Given exercise> Render the rows as a JSON list of strings with one string per line and no blank lines. Begin at the line that has "List every element", stop after the line that has "Identify all the", and leave the pictures out.
▶
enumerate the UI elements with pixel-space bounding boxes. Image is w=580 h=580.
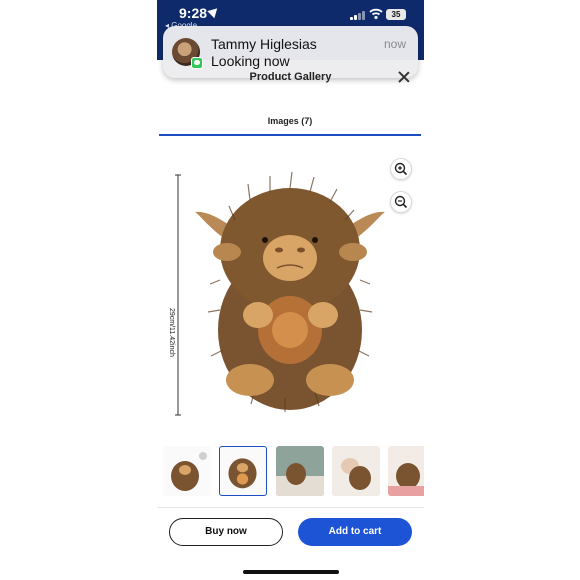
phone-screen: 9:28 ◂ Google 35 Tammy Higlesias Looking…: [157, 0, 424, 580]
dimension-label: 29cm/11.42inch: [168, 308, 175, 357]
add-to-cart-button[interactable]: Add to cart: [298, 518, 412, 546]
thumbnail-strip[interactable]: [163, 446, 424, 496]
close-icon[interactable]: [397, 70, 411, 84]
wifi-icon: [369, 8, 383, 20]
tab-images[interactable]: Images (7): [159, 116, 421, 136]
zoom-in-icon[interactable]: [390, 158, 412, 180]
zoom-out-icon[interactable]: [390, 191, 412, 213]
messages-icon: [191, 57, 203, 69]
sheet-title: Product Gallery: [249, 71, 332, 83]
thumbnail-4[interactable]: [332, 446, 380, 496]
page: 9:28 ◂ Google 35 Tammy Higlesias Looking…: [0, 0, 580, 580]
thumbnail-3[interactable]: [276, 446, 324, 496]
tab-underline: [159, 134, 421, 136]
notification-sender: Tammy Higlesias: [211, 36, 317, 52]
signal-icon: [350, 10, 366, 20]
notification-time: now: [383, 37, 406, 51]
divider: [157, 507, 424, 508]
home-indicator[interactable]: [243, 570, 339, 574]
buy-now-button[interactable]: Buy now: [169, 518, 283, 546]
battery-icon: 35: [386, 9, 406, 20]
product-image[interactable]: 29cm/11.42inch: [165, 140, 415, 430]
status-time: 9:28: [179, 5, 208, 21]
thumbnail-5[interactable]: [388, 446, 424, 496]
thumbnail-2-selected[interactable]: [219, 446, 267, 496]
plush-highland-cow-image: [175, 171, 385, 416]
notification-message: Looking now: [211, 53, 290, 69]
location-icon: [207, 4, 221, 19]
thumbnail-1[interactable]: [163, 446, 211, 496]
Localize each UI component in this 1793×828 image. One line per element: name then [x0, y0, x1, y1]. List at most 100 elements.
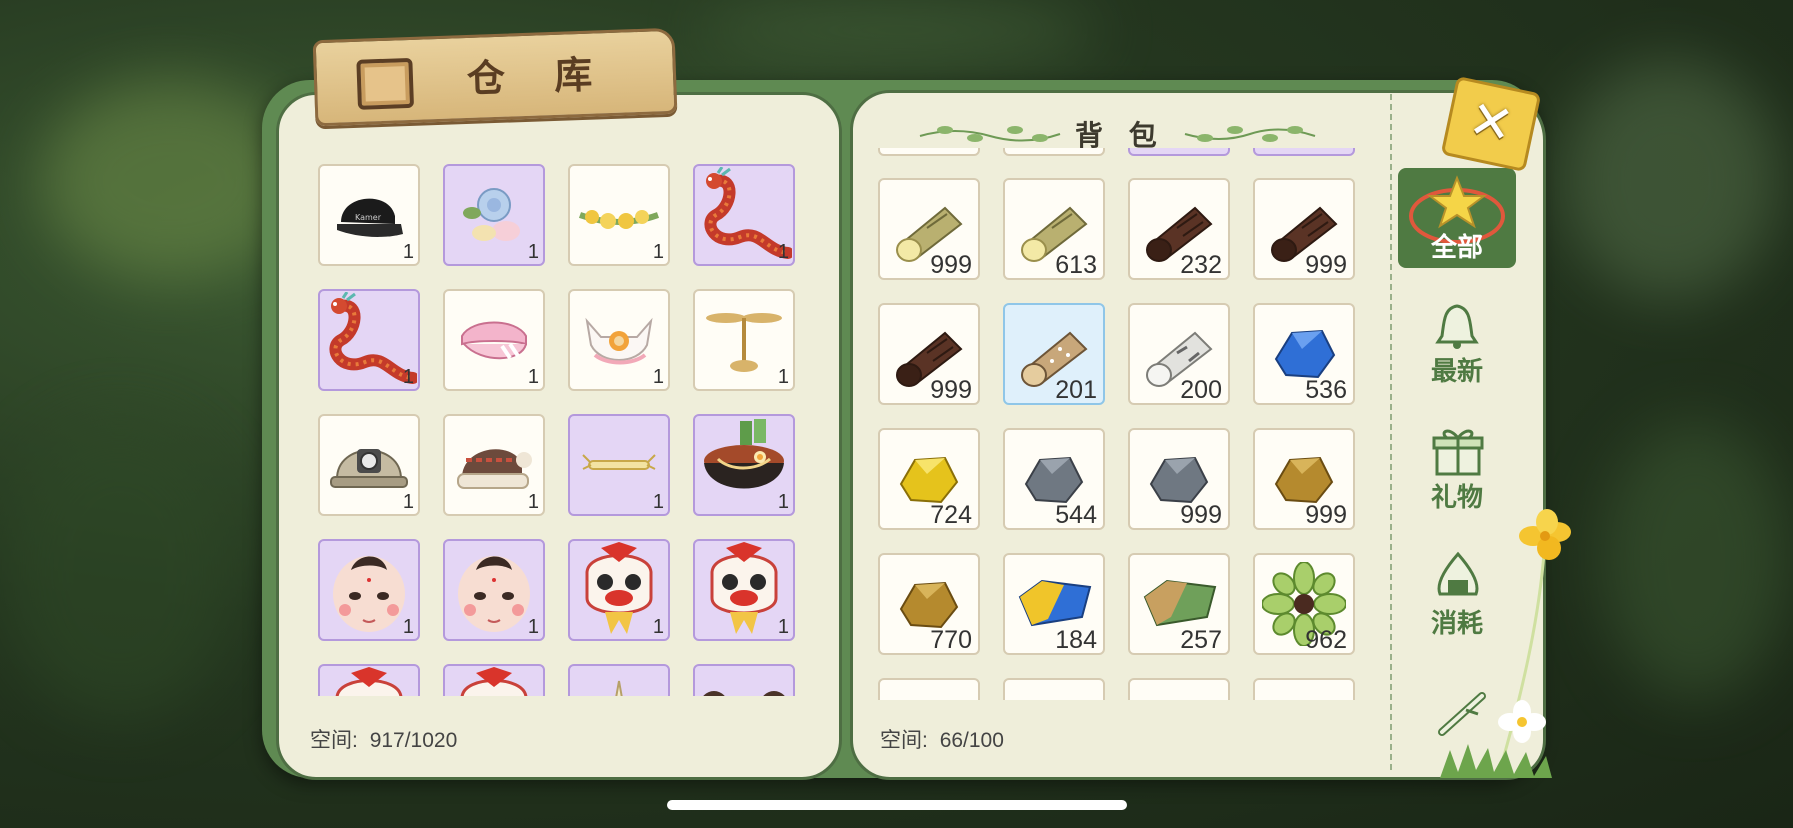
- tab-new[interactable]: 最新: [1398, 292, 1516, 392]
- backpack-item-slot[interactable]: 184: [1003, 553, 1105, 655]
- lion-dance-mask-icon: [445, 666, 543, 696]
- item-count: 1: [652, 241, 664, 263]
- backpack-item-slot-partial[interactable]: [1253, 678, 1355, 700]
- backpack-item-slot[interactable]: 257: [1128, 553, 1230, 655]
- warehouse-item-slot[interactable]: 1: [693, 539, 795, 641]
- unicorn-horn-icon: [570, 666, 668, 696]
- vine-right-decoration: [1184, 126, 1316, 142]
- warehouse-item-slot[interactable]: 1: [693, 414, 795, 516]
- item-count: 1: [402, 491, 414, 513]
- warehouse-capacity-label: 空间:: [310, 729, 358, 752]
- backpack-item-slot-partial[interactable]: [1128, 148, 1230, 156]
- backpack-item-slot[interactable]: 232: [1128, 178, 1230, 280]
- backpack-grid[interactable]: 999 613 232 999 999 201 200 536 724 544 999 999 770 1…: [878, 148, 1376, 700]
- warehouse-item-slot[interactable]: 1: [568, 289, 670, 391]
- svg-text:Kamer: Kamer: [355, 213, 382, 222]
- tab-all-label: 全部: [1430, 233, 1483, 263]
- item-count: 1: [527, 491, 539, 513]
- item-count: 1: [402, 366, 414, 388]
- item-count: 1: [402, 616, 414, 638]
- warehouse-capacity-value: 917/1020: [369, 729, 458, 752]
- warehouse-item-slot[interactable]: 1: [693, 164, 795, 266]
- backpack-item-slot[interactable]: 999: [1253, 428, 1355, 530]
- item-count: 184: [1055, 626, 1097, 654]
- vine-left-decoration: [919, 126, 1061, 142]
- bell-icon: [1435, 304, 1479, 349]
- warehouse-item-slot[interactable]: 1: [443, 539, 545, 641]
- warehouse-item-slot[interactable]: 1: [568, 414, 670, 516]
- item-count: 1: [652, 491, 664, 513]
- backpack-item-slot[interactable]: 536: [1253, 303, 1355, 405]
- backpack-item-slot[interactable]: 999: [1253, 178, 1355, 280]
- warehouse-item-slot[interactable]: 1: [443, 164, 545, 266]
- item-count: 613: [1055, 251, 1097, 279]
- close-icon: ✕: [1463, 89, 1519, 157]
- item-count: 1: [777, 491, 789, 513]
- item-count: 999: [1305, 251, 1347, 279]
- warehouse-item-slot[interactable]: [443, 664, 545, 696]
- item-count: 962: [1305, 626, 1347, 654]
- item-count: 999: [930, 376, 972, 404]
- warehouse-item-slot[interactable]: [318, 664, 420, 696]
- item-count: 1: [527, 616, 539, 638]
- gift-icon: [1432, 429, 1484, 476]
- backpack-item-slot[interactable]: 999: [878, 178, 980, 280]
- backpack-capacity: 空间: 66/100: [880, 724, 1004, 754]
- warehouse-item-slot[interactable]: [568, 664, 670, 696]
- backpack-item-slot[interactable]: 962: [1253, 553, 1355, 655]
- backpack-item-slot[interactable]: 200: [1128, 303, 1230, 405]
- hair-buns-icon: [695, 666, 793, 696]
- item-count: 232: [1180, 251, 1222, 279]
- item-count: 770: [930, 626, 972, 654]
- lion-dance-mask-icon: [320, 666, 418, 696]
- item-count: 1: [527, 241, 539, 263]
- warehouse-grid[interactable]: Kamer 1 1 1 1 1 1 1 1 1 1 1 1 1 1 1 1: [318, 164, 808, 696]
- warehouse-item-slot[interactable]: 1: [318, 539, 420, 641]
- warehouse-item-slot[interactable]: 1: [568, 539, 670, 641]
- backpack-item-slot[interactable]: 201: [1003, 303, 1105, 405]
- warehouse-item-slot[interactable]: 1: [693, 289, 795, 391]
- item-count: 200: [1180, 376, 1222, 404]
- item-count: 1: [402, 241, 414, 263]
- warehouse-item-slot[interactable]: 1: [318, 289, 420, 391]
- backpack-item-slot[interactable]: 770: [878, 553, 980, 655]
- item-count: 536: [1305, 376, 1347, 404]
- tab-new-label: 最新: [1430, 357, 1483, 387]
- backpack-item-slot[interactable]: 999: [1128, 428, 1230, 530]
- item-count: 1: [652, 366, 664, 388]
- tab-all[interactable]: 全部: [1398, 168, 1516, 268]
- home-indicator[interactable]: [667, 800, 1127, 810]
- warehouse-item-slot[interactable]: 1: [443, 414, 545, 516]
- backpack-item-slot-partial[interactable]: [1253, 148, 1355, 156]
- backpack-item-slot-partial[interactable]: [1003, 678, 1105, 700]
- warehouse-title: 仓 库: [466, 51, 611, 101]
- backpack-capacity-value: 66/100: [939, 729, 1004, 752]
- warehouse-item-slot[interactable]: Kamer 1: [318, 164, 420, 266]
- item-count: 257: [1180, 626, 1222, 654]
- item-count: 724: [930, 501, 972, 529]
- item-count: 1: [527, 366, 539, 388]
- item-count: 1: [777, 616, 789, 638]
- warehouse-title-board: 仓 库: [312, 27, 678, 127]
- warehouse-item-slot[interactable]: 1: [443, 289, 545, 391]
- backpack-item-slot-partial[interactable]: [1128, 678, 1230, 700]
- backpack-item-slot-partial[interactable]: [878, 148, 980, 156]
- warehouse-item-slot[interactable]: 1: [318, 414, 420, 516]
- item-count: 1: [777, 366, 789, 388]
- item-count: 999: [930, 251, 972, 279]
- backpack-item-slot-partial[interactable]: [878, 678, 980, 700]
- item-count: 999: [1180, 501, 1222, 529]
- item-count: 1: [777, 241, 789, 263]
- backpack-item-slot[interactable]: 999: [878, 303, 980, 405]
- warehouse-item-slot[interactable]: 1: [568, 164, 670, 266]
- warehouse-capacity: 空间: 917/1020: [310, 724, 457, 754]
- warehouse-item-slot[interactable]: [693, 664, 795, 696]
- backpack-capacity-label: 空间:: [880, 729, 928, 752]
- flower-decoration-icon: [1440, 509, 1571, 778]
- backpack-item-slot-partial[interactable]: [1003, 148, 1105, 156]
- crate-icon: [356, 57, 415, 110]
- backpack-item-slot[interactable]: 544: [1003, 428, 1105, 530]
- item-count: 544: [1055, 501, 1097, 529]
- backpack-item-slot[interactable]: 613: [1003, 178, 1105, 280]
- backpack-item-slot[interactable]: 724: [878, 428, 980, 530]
◀
▶
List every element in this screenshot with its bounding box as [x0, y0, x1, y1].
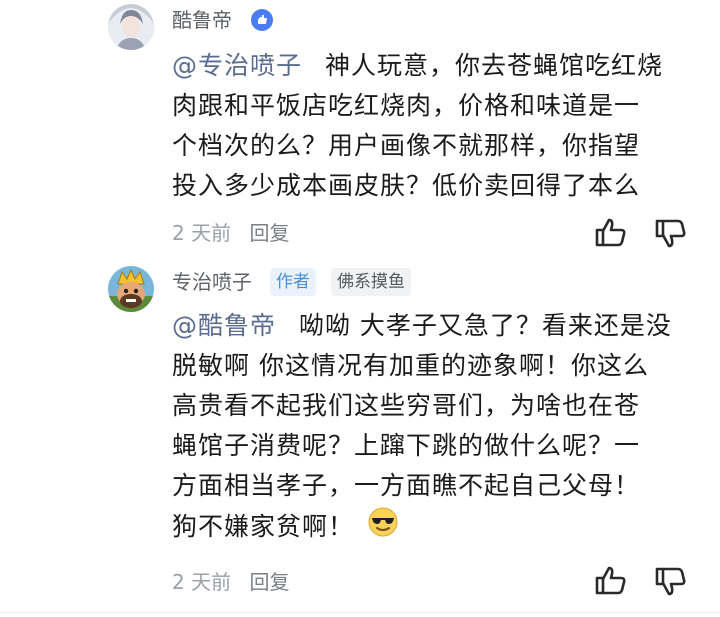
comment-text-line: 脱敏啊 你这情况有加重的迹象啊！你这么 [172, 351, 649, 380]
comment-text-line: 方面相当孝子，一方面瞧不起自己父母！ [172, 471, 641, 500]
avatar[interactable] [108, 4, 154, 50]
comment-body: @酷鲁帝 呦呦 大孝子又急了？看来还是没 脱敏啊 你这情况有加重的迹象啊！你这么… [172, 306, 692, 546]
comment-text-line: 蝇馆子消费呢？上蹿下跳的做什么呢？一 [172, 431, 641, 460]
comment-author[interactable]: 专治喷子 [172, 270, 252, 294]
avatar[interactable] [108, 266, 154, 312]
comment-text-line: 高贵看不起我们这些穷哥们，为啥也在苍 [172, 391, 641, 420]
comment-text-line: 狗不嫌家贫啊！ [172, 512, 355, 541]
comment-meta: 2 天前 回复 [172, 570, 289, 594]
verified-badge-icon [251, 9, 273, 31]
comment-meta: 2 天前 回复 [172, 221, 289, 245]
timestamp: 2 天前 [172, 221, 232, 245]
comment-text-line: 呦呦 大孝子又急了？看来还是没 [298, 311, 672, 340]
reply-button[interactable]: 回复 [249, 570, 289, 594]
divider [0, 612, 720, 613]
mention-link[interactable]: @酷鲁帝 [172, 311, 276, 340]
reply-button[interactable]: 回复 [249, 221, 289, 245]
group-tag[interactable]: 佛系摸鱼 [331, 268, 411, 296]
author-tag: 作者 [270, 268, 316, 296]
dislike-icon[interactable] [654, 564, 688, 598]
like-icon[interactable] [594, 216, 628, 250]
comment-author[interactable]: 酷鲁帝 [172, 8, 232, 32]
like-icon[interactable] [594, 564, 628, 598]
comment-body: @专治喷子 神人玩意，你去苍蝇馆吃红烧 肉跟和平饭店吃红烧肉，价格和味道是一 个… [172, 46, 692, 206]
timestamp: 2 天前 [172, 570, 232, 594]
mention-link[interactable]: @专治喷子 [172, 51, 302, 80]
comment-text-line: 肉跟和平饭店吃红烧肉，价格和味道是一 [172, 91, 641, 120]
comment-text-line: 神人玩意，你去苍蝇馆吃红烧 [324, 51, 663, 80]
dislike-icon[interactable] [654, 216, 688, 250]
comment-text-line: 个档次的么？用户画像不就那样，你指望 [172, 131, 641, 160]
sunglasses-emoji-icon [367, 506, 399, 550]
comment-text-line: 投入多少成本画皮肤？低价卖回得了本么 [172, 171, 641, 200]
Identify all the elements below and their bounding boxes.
◀
Output>
[
  "List every element in this screenshot with its bounding box as [x0, y0, x1, y1].",
  "comment-text-line: 脱敏啊 你这情况有加重的迹象啊！你这么 [172, 351, 649, 380]",
  "comment-text-line: 方面相当孝子，一方面瞧不起自己父母！ [172, 471, 641, 500]",
  "avatar[interactable] [108, 4, 154, 50]",
  "comment-body: @酷鲁帝 呦呦 大孝子又急了？看来还是没 脱敏啊 你这情况有加重的迹象啊！你这么… [172, 306, 692, 546]",
  "comment-text-line: 蝇馆子消费呢？上蹿下跳的做什么呢？一 [172, 431, 641, 460]",
  "comment-author[interactable]: 专治喷子 [172, 270, 252, 294]",
  "avatar[interactable] [108, 266, 154, 312]",
  "comment-text-line: 高贵看不起我们这些穷哥们，为啥也在苍 [172, 391, 641, 420]",
  "comment-text-line: 狗不嫌家贫啊！ [172, 512, 355, 541]",
  "comment-meta: 2 天前 回复 [172, 570, 289, 594]",
  "verified-badge-icon [251, 9, 273, 31]",
  "comment-meta: 2 天前 回复 [172, 221, 289, 245]",
  "timestamp: 2 天前 [172, 221, 232, 245]",
  "comment-text-line: 呦呦 大孝子又急了？看来还是没 [298, 311, 672, 340]",
  "reply-button[interactable]: 回复 [249, 570, 289, 594]",
  "divider [0, 612, 720, 613]",
  "mention-link[interactable]: @酷鲁帝 [172, 311, 276, 340]",
  "reply-button[interactable]: 回复 [249, 221, 289, 245]",
  "group-tag[interactable]: 佛系摸鱼 [331, 268, 411, 296]",
  "author-tag: 作者 [270, 268, 316, 296]",
  "dislike-icon[interactable] [654, 564, 688, 598]",
  "like-icon[interactable] [594, 216, 628, 250]",
  "comment-author[interactable]: 酷鲁帝 [172, 8, 232, 32]",
  "like-icon[interactable] [594, 564, 628, 598]",
  "comment-body: @专治喷子 神人玩意，你去苍蝇馆吃红烧 肉跟和平饭店吃红烧肉，价格和味道是一 个… [172, 46, 692, 206]",
  "timestamp: 2 天前 [172, 570, 232, 594]",
  "mention-link[interactable]: @专治喷子 [172, 51, 302, 80]",
  "comment-text-line: 肉跟和平饭店吃红烧肉，价格和味道是一 [172, 91, 641, 120]",
  "comment-text-line: 神人玩意，你去苍蝇馆吃红烧 [324, 51, 663, 80]",
  "dislike-icon[interactable] [654, 216, 688, 250]",
  "comment-text-line: 个档次的么？用户画像不就那样，你指望 [172, 131, 641, 160]",
  "sunglasses-emoji-icon [367, 506, 399, 550]",
  "comment-text-line: 投入多少成本画皮肤？低价卖回得了本么 [172, 171, 641, 200]",
  "Identify all the elements below and their bounding boxes."
]